● INSTRUCTION
Transcribe all of the material exactly, except for its pictures.

═══ SUPPLIED MATERIAL ═══

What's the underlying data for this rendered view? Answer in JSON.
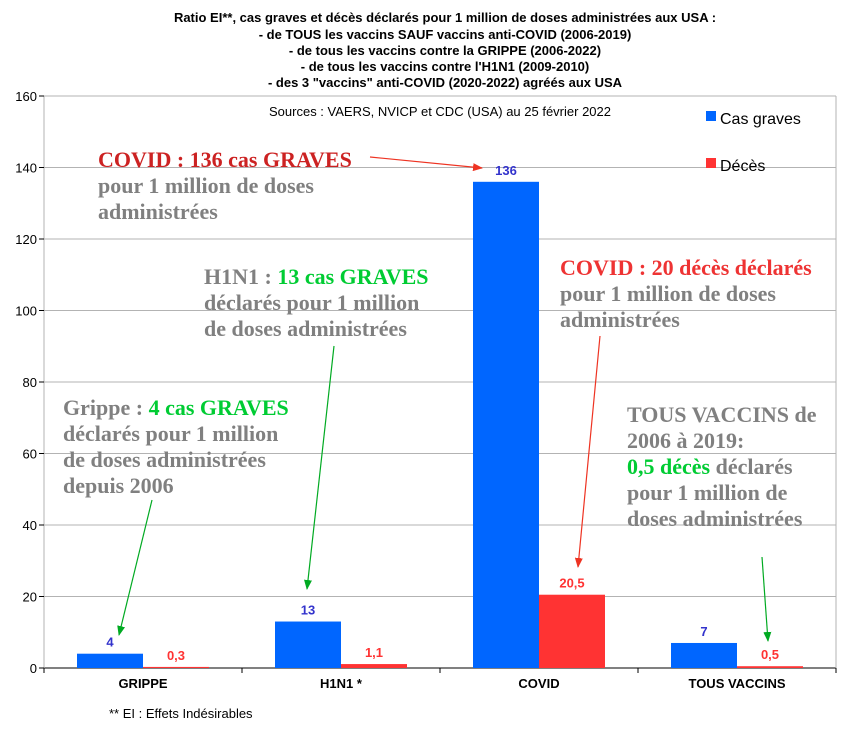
{
  "title_lines": [
    "Ratio EI**, cas graves et décès déclarés pour 1 million de doses administrées aux USA :",
    "- de TOUS les vaccins SAUF vaccins anti-COVID (2006-2019)",
    "- de tous les vaccins contre la GRIPPE (2006-2022)",
    "- de tous les vaccins contre l'H1N1 (2009-2010)",
    "- des 3 \"vaccins\" anti-COVID (2020-2022) agréés aux USA"
  ],
  "sources": "Sources : VAERS, NVICP et CDC (USA) au 25 février 2022",
  "footnote": "** EI : Effets Indésirables",
  "colors": {
    "cas_graves": "#0066ff",
    "deces": "#ff3333",
    "label_blue": "#3333cc",
    "label_red": "#ff3333",
    "green": "#00cc33",
    "dark_red": "#cc2222",
    "gray": "#808080",
    "arrow_red": "#ee3322",
    "arrow_green": "#00aa22"
  },
  "chart_data": {
    "type": "bar",
    "categories": [
      "GRIPPE",
      "H1N1 *",
      "COVID",
      "TOUS VACCINS"
    ],
    "series": [
      {
        "name": "Cas graves",
        "values": [
          4,
          13,
          136,
          7
        ],
        "labels": [
          "4",
          "13",
          "136",
          "7"
        ]
      },
      {
        "name": "Décès",
        "values": [
          0.3,
          1.1,
          20.5,
          0.5
        ],
        "labels": [
          "0,3",
          "1,1",
          "20,5",
          "0,5"
        ]
      }
    ],
    "ylim": [
      0,
      160
    ],
    "yticks": [
      0,
      20,
      40,
      60,
      80,
      100,
      120,
      140,
      160
    ],
    "grid": true,
    "legend_position": "top-right"
  },
  "annotations": {
    "covid_graves": {
      "l1a": "COVID : 136 cas GRAVES",
      "l2": "pour 1 million de doses",
      "l3": "administrées"
    },
    "covid_deces": {
      "l1a": "COVID : 20 décès déclarés",
      "l2": "pour 1 million de doses",
      "l3": "administrées"
    },
    "h1n1": {
      "l1a": "H1N1 : ",
      "l1b": "13 cas GRAVES",
      "l2": "déclarés pour 1 million",
      "l3": "de doses administrées"
    },
    "grippe": {
      "l1a": "Grippe : ",
      "l1b": "4 cas GRAVES",
      "l2": "déclarés pour 1 million",
      "l3": "de doses administrées",
      "l4": "depuis 2006"
    },
    "tous": {
      "l1": "TOUS VACCINS de",
      "l2": "2006 à 2019:",
      "l3a": "0,5 décès",
      "l3b": " déclarés",
      "l4": "pour 1 million de",
      "l5": "doses administrées"
    }
  }
}
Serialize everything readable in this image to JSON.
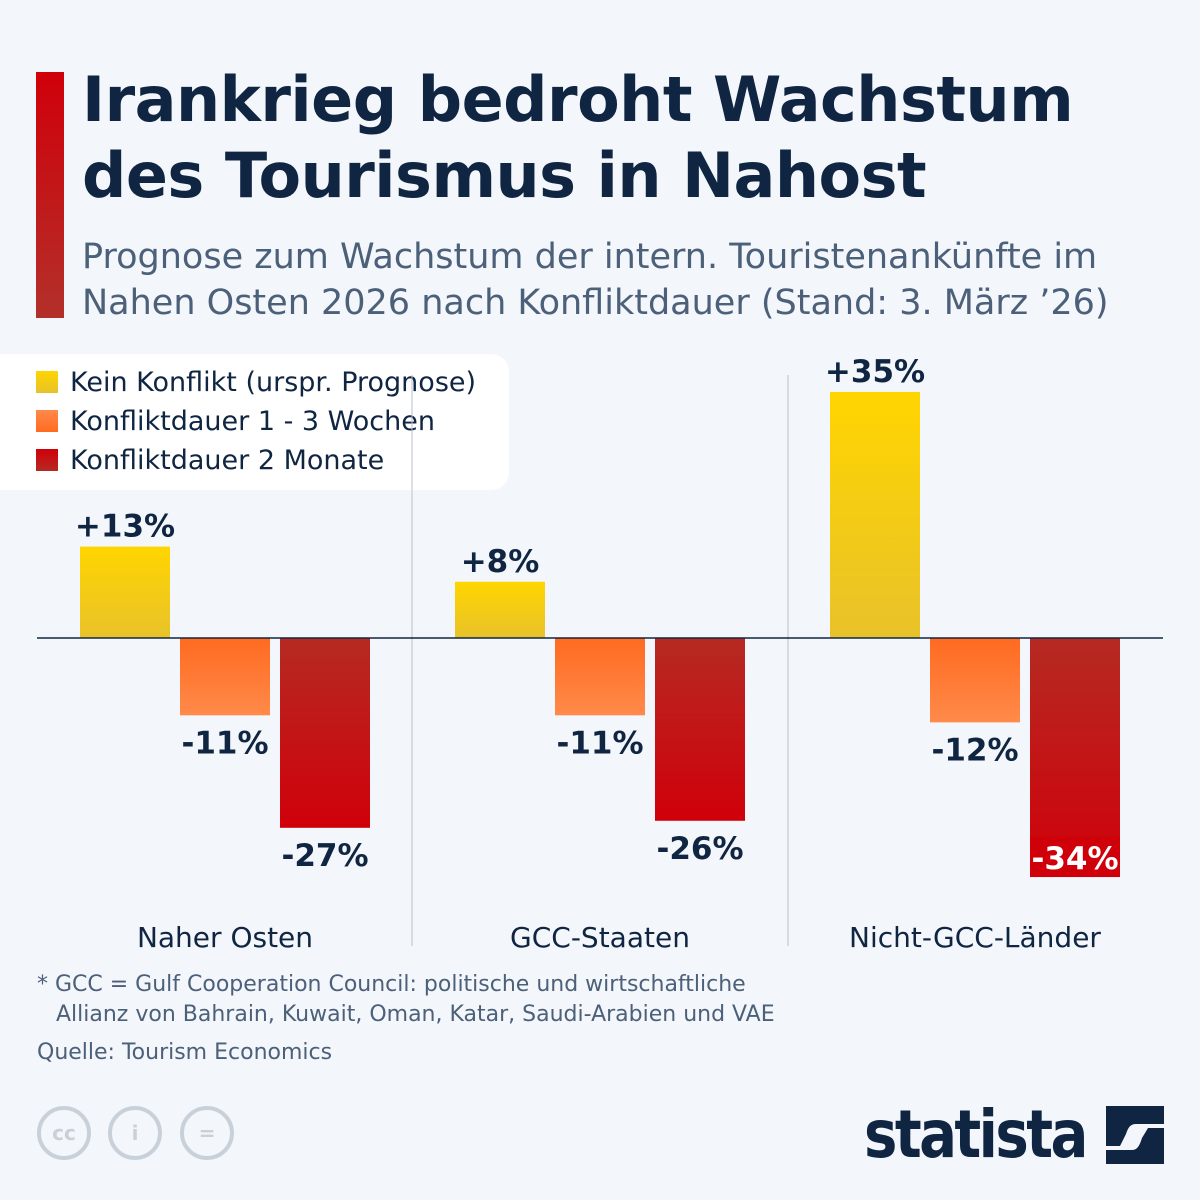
{
  "title": "Irankrieg bedroht Wachstum des Tourismus in Nahost",
  "title_lines": [
    "Irankrieg bedroht Wachstum",
    "des Tourismus in Nahost"
  ],
  "subtitle": "Prognose zum Wachstum der intern. Touristenankünfte im Nahen Osten 2026 nach Konfliktdauer (Stand: 3. März ’26)",
  "footnote": [
    "* GCC = Gulf Cooperation Council: politische und wirtschaftliche",
    "Allianz von Bahrain, Kuwait, Oman, Katar, Saudi-Arabien und VAE"
  ],
  "source": "Quelle: Tourism Economics",
  "brand": "statista",
  "license_icons": [
    "cc-icon",
    "attribution-icon",
    "no-derivatives-icon"
  ],
  "license_labels": [
    "cc",
    "i",
    "="
  ],
  "colors": {
    "accent": "#d0000a",
    "text": "#0f2542"
  },
  "chart_data": {
    "type": "bar",
    "categories": [
      "Naher Osten",
      "GCC-Staaten",
      "Nicht-GCC-Länder"
    ],
    "series": [
      {
        "name": "Kein Konflikt (urspr. Prognose)",
        "color": "#f5cf10",
        "values": [
          13,
          8,
          35
        ],
        "labels": [
          "+13%",
          "+8%",
          "+35%"
        ]
      },
      {
        "name": "Konfliktdauer 1 - 3 Wochen",
        "color": "#ff7a35",
        "values": [
          -11,
          -11,
          -12
        ],
        "labels": [
          "-11%",
          "-11%",
          "-12%"
        ]
      },
      {
        "name": "Konfliktdauer 2 Monate",
        "color": "#c8160f",
        "values": [
          -27,
          -26,
          -34
        ],
        "labels": [
          "-27%",
          "-26%",
          "-34%"
        ]
      }
    ],
    "unit": "%",
    "legend": "top-left",
    "grid": false
  }
}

═══

● RESULT BELOW
What's the underlying data for this rendered view? Answer in JSON.
{
  "title_lines": [
    "Ratio EI**, cas graves et décès déclarés pour 1 million de doses administrées aux USA :",
    "- de TOUS les vaccins SAUF vaccins anti-COVID (2006-2019)",
    "- de tous les vaccins contre la GRIPPE (2006-2022)",
    "- de tous les vaccins contre l'H1N1 (2009-2010)",
    "- des 3 \"vaccins\" anti-COVID (2020-2022) agréés aux USA"
  ],
  "sources": "Sources : VAERS, NVICP et CDC (USA) au 25 février 2022",
  "footnote": "** EI : Effets Indésirables",
  "colors": {
    "cas_graves": "#0066ff",
    "deces": "#ff3333",
    "label_blue": "#3333cc",
    "label_red": "#ff3333",
    "green": "#00cc33",
    "dark_red": "#cc2222",
    "gray": "#808080",
    "arrow_red": "#ee3322",
    "arrow_green": "#00aa22"
  },
  "chart_data": {
    "type": "bar",
    "categories": [
      "GRIPPE",
      "H1N1 *",
      "COVID",
      "TOUS VACCINS"
    ],
    "series": [
      {
        "name": "Cas graves",
        "values": [
          4,
          13,
          136,
          7
        ],
        "labels": [
          "4",
          "13",
          "136",
          "7"
        ]
      },
      {
        "name": "Décès",
        "values": [
          0.3,
          1.1,
          20.5,
          0.5
        ],
        "labels": [
          "0,3",
          "1,1",
          "20,5",
          "0,5"
        ]
      }
    ],
    "ylim": [
      0,
      160
    ],
    "yticks": [
      0,
      20,
      40,
      60,
      80,
      100,
      120,
      140,
      160
    ],
    "grid": true,
    "legend_position": "top-right"
  },
  "annotations": {
    "covid_graves": {
      "l1a": "COVID : 136 cas GRAVES",
      "l2": "pour 1 million de doses",
      "l3": "administrées"
    },
    "covid_deces": {
      "l1a": "COVID : 20 décès déclarés",
      "l2": "pour 1 million de doses",
      "l3": "administrées"
    },
    "h1n1": {
      "l1a": "H1N1 : ",
      "l1b": "13 cas GRAVES",
      "l2": "déclarés pour 1 million",
      "l3": "de doses administrées"
    },
    "grippe": {
      "l1a": "Grippe : ",
      "l1b": "4 cas GRAVES",
      "l2": "déclarés pour 1 million",
      "l3": "de doses administrées",
      "l4": "depuis 2006"
    },
    "tous": {
      "l1": "TOUS VACCINS de",
      "l2": "2006 à 2019:",
      "l3a": "0,5 décès",
      "l3b": " déclarés",
      "l4": "pour 1 million de",
      "l5": "doses administrées"
    }
  }
}
Serialize everything readable in this image to JSON.
{
  "title": "Irankrieg bedroht Wachstum des Tourismus in Nahost",
  "title_lines": [
    "Irankrieg bedroht Wachstum",
    "des Tourismus in Nahost"
  ],
  "subtitle": "Prognose zum Wachstum der intern. Touristenankünfte im Nahen Osten 2026 nach Konfliktdauer (Stand: 3. März ’26)",
  "footnote": [
    "* GCC = Gulf Cooperation Council: politische und wirtschaftliche",
    "Allianz von Bahrain, Kuwait, Oman, Katar, Saudi-Arabien und VAE"
  ],
  "source": "Quelle: Tourism Economics",
  "brand": "statista",
  "license_icons": [
    "cc-icon",
    "attribution-icon",
    "no-derivatives-icon"
  ],
  "license_labels": [
    "cc",
    "i",
    "="
  ],
  "colors": {
    "accent": "#d0000a",
    "text": "#0f2542"
  },
  "chart_data": {
    "type": "bar",
    "categories": [
      "Naher Osten",
      "GCC-Staaten",
      "Nicht-GCC-Länder"
    ],
    "series": [
      {
        "name": "Kein Konflikt (urspr. Prognose)",
        "color": "#f5cf10",
        "values": [
          13,
          8,
          35
        ],
        "labels": [
          "+13%",
          "+8%",
          "+35%"
        ]
      },
      {
        "name": "Konfliktdauer 1 - 3 Wochen",
        "color": "#ff7a35",
        "values": [
          -11,
          -11,
          -12
        ],
        "labels": [
          "-11%",
          "-11%",
          "-12%"
        ]
      },
      {
        "name": "Konfliktdauer 2 Monate",
        "color": "#c8160f",
        "values": [
          -27,
          -26,
          -34
        ],
        "labels": [
          "-27%",
          "-26%",
          "-34%"
        ]
      }
    ],
    "unit": "%",
    "legend": "top-left",
    "grid": false
  }
}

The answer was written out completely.